(Short exercise):
Gather each line containing the string "JSON" from these entries.

● ● ● ●

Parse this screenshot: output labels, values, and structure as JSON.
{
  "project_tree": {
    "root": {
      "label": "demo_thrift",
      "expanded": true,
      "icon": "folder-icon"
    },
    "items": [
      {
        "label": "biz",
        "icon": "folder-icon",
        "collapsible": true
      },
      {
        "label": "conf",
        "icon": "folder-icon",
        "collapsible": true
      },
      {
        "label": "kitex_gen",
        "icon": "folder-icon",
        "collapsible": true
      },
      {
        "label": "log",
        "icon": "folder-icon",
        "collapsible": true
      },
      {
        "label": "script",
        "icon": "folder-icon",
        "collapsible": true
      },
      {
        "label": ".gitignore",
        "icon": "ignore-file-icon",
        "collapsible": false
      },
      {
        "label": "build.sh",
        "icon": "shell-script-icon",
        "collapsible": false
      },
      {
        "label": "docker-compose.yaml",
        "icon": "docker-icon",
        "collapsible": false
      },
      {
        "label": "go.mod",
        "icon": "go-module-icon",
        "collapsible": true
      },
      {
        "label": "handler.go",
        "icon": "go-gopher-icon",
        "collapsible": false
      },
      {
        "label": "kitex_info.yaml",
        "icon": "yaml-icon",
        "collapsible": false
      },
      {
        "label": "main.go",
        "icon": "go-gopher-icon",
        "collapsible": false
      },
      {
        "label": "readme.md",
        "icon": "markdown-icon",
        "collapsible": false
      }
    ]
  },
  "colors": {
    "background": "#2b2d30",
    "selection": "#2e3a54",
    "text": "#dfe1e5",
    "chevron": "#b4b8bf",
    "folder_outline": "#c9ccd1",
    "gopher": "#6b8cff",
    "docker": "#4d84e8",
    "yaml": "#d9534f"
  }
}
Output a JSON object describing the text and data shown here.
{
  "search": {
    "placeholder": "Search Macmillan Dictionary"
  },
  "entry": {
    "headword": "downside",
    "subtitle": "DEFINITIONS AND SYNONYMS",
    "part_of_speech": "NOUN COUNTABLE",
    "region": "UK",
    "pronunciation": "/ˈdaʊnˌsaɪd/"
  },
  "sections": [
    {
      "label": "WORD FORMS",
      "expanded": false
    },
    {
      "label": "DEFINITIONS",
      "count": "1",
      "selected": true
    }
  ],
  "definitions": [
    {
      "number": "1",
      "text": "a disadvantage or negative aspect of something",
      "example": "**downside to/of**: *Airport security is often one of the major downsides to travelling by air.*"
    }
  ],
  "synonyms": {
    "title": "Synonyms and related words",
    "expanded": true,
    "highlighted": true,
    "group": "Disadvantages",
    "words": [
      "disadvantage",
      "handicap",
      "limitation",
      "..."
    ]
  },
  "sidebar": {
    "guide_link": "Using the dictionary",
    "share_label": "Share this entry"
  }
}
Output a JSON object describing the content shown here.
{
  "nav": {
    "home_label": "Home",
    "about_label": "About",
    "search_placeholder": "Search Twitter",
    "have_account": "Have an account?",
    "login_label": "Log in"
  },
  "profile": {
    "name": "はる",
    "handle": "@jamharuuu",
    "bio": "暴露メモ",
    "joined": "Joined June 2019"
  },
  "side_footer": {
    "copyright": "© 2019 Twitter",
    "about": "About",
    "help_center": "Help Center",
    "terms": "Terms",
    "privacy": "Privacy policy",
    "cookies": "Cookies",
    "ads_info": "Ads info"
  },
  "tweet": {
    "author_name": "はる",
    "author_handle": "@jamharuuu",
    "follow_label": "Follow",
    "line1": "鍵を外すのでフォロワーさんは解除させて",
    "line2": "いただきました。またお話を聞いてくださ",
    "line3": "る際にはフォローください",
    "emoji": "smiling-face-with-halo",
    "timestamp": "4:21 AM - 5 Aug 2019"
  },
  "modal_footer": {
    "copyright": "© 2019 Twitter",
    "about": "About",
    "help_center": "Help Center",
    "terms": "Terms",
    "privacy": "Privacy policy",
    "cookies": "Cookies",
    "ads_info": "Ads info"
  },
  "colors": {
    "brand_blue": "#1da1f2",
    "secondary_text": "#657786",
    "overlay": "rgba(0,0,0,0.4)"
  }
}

● ● ● ●

(Answer to this task):
Parse this screenshot: output labels, values, and structure as JSON.
Output a JSON object describing the text and data shown here.
Output a JSON object describing the content shown here.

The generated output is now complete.